— Start Data for processing —
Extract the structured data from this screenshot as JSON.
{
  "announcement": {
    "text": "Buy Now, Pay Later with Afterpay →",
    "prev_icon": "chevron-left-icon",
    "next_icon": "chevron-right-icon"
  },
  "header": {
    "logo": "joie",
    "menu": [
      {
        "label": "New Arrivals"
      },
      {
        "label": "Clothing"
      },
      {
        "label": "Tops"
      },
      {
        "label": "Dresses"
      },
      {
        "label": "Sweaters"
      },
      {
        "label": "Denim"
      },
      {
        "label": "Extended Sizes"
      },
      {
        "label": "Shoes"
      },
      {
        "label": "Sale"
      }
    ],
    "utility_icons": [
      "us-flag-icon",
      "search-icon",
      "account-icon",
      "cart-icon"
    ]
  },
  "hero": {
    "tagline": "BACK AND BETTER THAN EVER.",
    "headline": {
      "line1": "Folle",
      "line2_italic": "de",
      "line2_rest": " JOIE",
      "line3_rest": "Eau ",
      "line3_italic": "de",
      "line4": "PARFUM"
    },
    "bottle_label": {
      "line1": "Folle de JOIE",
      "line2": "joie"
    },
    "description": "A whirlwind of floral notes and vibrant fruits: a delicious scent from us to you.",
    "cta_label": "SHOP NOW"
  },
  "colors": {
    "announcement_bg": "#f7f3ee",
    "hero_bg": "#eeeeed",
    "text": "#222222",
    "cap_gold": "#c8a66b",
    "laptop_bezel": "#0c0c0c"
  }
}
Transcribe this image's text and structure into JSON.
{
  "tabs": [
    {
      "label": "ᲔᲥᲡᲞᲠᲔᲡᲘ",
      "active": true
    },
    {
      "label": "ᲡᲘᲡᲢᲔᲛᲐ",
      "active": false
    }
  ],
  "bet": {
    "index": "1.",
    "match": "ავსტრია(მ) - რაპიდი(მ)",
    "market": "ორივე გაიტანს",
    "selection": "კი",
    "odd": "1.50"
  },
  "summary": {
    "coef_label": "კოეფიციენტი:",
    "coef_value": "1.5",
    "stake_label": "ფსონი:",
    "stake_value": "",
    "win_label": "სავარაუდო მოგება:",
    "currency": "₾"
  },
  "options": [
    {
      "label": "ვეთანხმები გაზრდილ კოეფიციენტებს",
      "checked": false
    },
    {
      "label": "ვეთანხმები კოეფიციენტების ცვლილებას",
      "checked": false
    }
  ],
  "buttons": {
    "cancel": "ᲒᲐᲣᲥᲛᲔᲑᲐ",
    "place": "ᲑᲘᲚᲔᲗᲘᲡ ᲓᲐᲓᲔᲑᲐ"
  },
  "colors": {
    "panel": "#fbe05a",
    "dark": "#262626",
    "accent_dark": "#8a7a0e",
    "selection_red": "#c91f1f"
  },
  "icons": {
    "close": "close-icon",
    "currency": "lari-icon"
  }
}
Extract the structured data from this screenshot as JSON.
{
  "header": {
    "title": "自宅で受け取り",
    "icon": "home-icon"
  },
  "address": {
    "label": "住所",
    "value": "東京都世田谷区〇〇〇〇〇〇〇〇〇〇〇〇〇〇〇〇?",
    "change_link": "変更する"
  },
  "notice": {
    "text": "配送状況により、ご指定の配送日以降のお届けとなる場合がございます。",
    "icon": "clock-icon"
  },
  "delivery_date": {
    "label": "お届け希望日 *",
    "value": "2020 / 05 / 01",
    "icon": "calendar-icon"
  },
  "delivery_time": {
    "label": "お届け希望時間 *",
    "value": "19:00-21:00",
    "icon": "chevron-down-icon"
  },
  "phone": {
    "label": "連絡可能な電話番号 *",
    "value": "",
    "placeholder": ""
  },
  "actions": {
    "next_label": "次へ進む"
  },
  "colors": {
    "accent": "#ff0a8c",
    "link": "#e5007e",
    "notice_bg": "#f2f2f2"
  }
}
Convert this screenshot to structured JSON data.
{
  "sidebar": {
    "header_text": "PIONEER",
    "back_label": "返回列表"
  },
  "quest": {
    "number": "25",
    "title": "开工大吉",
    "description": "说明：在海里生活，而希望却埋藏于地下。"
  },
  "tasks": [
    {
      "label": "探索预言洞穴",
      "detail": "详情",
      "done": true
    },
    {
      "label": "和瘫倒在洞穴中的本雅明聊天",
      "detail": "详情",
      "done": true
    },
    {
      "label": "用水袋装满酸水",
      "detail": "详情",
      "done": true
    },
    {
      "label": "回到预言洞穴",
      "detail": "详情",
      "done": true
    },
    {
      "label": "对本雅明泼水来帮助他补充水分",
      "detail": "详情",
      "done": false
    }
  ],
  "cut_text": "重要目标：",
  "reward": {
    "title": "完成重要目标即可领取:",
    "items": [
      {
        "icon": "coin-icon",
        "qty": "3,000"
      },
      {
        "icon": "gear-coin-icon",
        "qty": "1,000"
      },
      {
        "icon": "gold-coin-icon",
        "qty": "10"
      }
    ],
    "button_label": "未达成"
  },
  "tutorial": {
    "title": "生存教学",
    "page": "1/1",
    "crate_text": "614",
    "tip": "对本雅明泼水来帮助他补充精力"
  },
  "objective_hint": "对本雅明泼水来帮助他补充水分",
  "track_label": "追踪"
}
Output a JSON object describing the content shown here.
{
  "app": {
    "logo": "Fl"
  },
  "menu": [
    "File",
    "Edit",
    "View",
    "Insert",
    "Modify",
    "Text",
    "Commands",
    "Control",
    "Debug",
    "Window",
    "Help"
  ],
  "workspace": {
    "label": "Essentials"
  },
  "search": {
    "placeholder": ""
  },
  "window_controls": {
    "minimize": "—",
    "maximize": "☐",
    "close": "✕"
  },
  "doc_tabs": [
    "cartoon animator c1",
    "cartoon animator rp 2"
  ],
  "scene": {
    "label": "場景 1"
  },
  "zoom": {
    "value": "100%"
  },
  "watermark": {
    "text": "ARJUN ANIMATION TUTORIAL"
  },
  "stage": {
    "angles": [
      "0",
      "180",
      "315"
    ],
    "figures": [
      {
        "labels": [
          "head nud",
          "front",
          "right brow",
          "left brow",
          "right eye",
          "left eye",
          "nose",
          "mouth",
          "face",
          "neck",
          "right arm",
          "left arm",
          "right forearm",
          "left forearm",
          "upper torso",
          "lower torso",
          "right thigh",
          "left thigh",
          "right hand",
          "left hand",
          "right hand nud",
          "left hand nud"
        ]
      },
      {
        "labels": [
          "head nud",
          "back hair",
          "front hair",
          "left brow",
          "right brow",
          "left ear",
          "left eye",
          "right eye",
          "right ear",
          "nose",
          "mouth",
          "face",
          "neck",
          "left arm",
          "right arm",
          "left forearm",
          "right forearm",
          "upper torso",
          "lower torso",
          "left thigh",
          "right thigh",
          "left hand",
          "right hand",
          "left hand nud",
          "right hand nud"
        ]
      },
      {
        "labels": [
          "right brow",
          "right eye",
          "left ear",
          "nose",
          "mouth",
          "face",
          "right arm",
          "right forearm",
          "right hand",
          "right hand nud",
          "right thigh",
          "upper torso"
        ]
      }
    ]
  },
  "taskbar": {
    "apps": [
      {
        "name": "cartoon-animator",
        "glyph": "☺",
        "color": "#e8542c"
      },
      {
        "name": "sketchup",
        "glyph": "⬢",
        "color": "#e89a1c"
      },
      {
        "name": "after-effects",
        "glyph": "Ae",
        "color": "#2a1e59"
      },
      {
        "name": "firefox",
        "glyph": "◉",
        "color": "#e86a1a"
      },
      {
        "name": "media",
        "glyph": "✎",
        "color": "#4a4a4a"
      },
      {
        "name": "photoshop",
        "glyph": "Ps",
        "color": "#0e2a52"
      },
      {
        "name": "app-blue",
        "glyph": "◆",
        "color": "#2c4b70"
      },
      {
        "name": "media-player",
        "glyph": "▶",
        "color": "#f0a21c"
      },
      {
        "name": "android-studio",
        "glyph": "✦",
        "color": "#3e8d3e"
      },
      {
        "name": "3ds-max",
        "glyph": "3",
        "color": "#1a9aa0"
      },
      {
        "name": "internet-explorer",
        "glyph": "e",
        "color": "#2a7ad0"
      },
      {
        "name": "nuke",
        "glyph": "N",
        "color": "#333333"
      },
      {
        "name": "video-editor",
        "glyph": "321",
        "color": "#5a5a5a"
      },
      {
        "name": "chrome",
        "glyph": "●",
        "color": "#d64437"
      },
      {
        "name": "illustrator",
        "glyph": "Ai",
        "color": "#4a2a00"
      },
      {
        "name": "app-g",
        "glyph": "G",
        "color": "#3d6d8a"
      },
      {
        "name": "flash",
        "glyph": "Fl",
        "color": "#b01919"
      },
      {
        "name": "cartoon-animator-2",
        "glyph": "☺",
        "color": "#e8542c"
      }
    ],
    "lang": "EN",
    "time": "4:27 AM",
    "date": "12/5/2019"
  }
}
— End Data for processing —
Filter the data for the string "title" and copy every line that has it.

_Response to the task_
    "title": "自宅で受け取り",
    "title": "开工大吉",
    "title": "完成重要目标即可领取:",
    "title": "生存教学",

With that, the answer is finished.